• Short exercise:
Set down the whole listing verbatim.

• Provided data:
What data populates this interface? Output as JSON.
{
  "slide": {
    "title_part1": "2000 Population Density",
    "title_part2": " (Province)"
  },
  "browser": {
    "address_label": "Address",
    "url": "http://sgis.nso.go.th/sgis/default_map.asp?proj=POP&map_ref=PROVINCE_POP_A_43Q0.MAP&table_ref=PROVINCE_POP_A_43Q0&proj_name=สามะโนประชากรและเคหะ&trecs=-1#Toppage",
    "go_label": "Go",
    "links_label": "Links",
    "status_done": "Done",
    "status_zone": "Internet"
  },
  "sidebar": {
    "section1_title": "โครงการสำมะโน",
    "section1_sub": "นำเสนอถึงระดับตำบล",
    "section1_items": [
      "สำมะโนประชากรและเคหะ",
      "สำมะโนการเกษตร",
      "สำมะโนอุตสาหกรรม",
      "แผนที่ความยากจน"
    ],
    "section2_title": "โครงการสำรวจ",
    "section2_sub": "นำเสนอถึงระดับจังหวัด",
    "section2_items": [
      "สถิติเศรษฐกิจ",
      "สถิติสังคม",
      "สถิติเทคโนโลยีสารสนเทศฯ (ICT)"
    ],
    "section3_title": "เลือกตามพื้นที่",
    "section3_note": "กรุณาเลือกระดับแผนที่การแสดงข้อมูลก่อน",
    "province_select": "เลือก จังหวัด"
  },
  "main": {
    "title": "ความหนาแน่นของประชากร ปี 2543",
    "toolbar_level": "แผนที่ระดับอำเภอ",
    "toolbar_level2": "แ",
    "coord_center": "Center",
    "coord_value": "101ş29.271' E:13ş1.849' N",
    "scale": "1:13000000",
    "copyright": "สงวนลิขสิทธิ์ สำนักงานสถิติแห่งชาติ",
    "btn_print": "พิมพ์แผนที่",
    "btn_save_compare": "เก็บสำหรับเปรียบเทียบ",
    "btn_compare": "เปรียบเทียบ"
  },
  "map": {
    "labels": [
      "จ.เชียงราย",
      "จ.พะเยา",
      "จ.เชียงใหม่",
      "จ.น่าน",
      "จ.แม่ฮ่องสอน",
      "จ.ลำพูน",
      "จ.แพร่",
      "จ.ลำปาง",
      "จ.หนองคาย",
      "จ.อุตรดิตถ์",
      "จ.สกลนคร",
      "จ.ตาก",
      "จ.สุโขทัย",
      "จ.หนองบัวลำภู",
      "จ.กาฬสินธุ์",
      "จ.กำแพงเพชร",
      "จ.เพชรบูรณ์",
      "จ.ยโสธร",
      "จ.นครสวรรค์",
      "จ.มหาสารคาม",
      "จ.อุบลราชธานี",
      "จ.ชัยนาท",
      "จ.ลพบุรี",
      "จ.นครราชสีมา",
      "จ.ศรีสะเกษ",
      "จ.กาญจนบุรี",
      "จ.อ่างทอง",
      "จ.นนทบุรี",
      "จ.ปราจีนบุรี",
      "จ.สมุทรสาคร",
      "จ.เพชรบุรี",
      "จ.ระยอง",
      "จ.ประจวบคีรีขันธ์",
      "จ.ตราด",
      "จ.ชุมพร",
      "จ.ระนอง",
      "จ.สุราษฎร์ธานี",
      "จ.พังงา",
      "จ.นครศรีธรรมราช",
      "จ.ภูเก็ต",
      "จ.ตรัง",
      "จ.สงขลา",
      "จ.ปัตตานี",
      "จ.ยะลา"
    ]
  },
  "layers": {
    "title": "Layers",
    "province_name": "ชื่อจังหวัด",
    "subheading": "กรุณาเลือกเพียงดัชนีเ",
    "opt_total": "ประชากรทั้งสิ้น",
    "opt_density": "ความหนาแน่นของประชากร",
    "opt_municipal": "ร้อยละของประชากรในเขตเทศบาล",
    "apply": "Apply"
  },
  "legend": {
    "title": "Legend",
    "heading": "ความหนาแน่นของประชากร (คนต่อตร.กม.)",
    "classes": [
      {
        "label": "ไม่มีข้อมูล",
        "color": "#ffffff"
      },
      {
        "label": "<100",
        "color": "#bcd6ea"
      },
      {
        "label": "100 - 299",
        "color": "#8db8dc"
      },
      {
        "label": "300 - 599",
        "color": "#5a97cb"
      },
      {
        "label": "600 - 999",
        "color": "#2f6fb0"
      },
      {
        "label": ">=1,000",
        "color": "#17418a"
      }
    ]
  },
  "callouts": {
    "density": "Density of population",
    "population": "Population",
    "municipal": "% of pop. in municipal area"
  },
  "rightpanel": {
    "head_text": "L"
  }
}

• Solved problem:
What data populates this interface? Output as JSON.
{
  "slide": {
    "title_part1": "2000 Population Density",
    "title_part2": " (Province)"
  },
  "browser": {
    "address_label": "Address",
    "url": "http://sgis.nso.go.th/sgis/default_map.asp?proj=POP&map_ref=PROVINCE_POP_A_43Q0.MAP&table_ref=PROVINCE_POP_A_43Q0&proj_name=สามะโนประชากรและเคหะ&trecs=-1#Toppage",
    "go_label": "Go",
    "links_label": "Links",
    "status_done": "Done",
    "status_zone": "Internet"
  },
  "sidebar": {
    "section1_title": "โครงการสำมะโน",
    "section1_sub": "นำเสนอถึงระดับตำบล",
    "section1_items": [
      "สำมะโนประชากรและเคหะ",
      "สำมะโนการเกษตร",
      "สำมะโนอุตสาหกรรม",
      "แผนที่ความยากจน"
    ],
    "section2_title": "โครงการสำรวจ",
    "section2_sub": "นำเสนอถึงระดับจังหวัด",
    "section2_items": [
      "สถิติเศรษฐกิจ",
      "สถิติสังคม",
      "สถิติเทคโนโลยีสารสนเทศฯ (ICT)"
    ],
    "section3_title": "เลือกตามพื้นที่",
    "section3_note": "กรุณาเลือกระดับแผนที่การแสดงข้อมูลก่อน",
    "province_select": "เลือก จังหวัด"
  },
  "main": {
    "title": "ความหนาแน่นของประชากร ปี 2543",
    "toolbar_level": "แผนที่ระดับอำเภอ",
    "toolbar_level2": "แ",
    "coord_center": "Center",
    "coord_value": "101ş29.271' E:13ş1.849' N",
    "scale": "1:13000000",
    "copyright": "สงวนลิขสิทธิ์ สำนักงานสถิติแห่งชาติ",
    "btn_print": "พิมพ์แผนที่",
    "btn_save_compare": "เก็บสำหรับเปรียบเทียบ",
    "btn_compare": "เปรียบเทียบ"
  },
  "map": {
    "labels": [
      "จ.เชียงราย",
      "จ.พะเยา",
      "จ.เชียงใหม่",
      "จ.น่าน",
      "จ.แม่ฮ่องสอน",
      "จ.ลำพูน",
      "จ.แพร่",
      "จ.ลำปาง",
      "จ.หนองคาย",
      "จ.อุตรดิตถ์",
      "จ.สกลนคร",
      "จ.ตาก",
      "จ.สุโขทัย",
      "จ.หนองบัวลำภู",
      "จ.กาฬสินธุ์",
      "จ.กำแพงเพชร",
      "จ.เพชรบูรณ์",
      "จ.ยโสธร",
      "จ.นครสวรรค์",
      "จ.มหาสารคาม",
      "จ.อุบลราชธานี",
      "จ.ชัยนาท",
      "จ.ลพบุรี",
      "จ.นครราชสีมา",
      "จ.ศรีสะเกษ",
      "จ.กาญจนบุรี",
      "จ.อ่างทอง",
      "จ.นนทบุรี",
      "จ.ปราจีนบุรี",
      "จ.สมุทรสาคร",
      "จ.เพชรบุรี",
      "จ.ระยอง",
      "จ.ประจวบคีรีขันธ์",
      "จ.ตราด",
      "จ.ชุมพร",
      "จ.ระนอง",
      "จ.สุราษฎร์ธานี",
      "จ.พังงา",
      "จ.นครศรีธรรมราช",
      "จ.ภูเก็ต",
      "จ.ตรัง",
      "จ.สงขลา",
      "จ.ปัตตานี",
      "จ.ยะลา"
    ]
  },
  "layers": {
    "title": "Layers",
    "province_name": "ชื่อจังหวัด",
    "subheading": "กรุณาเลือกเพียงดัชนีเ",
    "opt_total": "ประชากรทั้งสิ้น",
    "opt_density": "ความหนาแน่นของประชากร",
    "opt_municipal": "ร้อยละของประชากรในเขตเทศบาล",
    "apply": "Apply"
  },
  "legend": {
    "title": "Legend",
    "heading": "ความหนาแน่นของประชากร (คนต่อตร.กม.)",
    "classes": [
      {
        "label": "ไม่มีข้อมูล",
        "color": "#ffffff"
      },
      {
        "label": "<100",
        "color": "#bcd6ea"
      },
      {
        "label": "100 - 299",
        "color": "#8db8dc"
      },
      {
        "label": "300 - 599",
        "color": "#5a97cb"
      },
      {
        "label": "600 - 999",
        "color": "#2f6fb0"
      },
      {
        "label": ">=1,000",
        "color": "#17418a"
      }
    ]
  },
  "callouts": {
    "density": "Density of population",
    "population": "Population",
    "municipal": "% of pop. in municipal area"
  },
  "rightpanel": {
    "head_text": "L"
  }
}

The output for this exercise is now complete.